### [TO BE DONE]
Copy the records below word for word, keeping every line in its original order.

### [DATA SECTION]

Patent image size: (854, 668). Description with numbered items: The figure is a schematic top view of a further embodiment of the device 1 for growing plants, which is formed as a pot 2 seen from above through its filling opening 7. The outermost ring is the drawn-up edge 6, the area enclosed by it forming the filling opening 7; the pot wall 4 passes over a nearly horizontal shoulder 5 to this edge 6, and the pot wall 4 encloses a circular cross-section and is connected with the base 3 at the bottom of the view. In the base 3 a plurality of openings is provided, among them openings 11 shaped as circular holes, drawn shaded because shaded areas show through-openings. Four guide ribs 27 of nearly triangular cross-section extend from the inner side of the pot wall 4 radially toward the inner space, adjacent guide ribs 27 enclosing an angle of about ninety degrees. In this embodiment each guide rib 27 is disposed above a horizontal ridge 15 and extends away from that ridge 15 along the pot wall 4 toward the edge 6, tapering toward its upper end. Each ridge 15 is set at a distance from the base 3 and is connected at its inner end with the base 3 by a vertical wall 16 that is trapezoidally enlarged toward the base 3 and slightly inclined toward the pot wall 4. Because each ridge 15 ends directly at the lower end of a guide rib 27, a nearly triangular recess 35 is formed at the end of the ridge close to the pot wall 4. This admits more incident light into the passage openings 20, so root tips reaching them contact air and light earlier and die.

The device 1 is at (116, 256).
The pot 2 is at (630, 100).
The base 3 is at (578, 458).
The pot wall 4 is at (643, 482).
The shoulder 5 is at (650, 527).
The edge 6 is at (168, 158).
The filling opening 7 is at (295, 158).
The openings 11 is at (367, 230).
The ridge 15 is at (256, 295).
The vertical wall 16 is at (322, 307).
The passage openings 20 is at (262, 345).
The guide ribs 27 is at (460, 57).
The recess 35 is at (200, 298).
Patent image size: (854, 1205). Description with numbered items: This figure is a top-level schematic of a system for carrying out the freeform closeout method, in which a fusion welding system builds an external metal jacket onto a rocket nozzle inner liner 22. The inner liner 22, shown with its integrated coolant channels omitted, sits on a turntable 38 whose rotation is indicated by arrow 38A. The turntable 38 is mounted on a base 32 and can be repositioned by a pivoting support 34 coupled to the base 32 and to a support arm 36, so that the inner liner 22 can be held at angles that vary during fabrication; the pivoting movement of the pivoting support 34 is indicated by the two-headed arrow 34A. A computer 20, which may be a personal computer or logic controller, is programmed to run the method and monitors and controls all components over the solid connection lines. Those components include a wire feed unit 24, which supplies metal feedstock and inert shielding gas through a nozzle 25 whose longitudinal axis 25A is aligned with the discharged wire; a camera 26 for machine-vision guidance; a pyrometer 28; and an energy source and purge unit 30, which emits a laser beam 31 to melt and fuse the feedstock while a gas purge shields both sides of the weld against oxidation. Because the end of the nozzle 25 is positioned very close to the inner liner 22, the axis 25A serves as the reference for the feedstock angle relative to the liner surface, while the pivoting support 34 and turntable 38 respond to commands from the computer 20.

### [RESPONSE FOR THIS EXERCISE]
Patent image size: (854, 668). Description with numbered items: The figure is a schematic top view of a further embodiment of the device 1 for growing plants, which is formed as a pot 2 seen from above through its filling opening 7. The outermost ring is the drawn-up edge 6, the area enclosed by it forming the filling opening 7; the pot wall 4 passes over a nearly horizontal shoulder 5 to this edge 6, and the pot wall 4 encloses a circular cross-section and is connected with the base 3 at the bottom of the view. In the base 3 a plurality of openings is provided, among them openings 11 shaped as circular holes, drawn shaded because shaded areas show through-openings. Four guide ribs 27 of nearly triangular cross-section extend from the inner side of the pot wall 4 radially toward the inner space, adjacent guide ribs 27 enclosing an angle of about ninety degrees. In this embodiment each guide rib 27 is disposed above a horizontal ridge 15 and extends away from that ridge 15 along the pot wall 4 toward the edge 6, tapering toward its upper end. Each ridge 15 is set at a distance from the base 3 and is connected at its inner end with the base 3 by a vertical wall 16 that is trapezoidally enlarged toward the base 3 and slightly inclined toward the pot wall 4. Because each ridge 15 ends directly at the lower end of a guide rib 27, a nearly triangular recess 35 is formed at the end of the ridge close to the pot wall 4. This admits more incident light into the passage openings 20, so root tips reaching them contact air and light earlier and die.

The device 1 is at (116, 256).
The pot 2 is at (630, 100).
The base 3 is at (578, 458).
The pot wall 4 is at (643, 482).
The shoulder 5 is at (650, 527).
The edge 6 is at (168, 158).
The filling opening 7 is at (295, 158).
The openings 11 is at (367, 230).
The ridge 15 is at (256, 295).
The vertical wall 16 is at (322, 307).
The passage openings 20 is at (262, 345).
The guide ribs 27 is at (460, 57).
The recess 35 is at (200, 298).
Patent image size: (854, 1205). Description with numbered items: This figure is a top-level schematic of a system for carrying out the freeform closeout method, in which a fusion welding system builds an external metal jacket onto a rocket nozzle inner liner 22. The inner liner 22, shown with its integrated coolant channels omitted, sits on a turntable 38 whose rotation is indicated by arrow 38A. The turntable 38 is mounted on a base 32 and can be repositioned by a pivoting support 34 coupled to the base 32 and to a support arm 36, so that the inner liner 22 can be held at angles that vary during fabrication; the pivoting movement of the pivoting support 34 is indicated by the two-headed arrow 34A. A computer 20, which may be a personal computer or logic controller, is programmed to run the method and monitors and controls all components over the solid connection lines. Those components include a wire feed unit 24, which supplies metal feedstock and inert shielding gas through a nozzle 25 whose longitudinal axis 25A is aligned with the discharged wire; a camera 26 for machine-vision guidance; a pyrometer 28; and an energy source and purge unit 30, which emits a laser beam 31 to melt and fuse the feedstock while a gas purge shields both sides of the weld against oxidation. Because the end of the nozzle 25 is positioned very close to the inner liner 22, the axis 25A serves as the reference for the feedstock angle relative to the liner surface, while the pivoting support 34 and turntable 38 respond to commands from the computer 20.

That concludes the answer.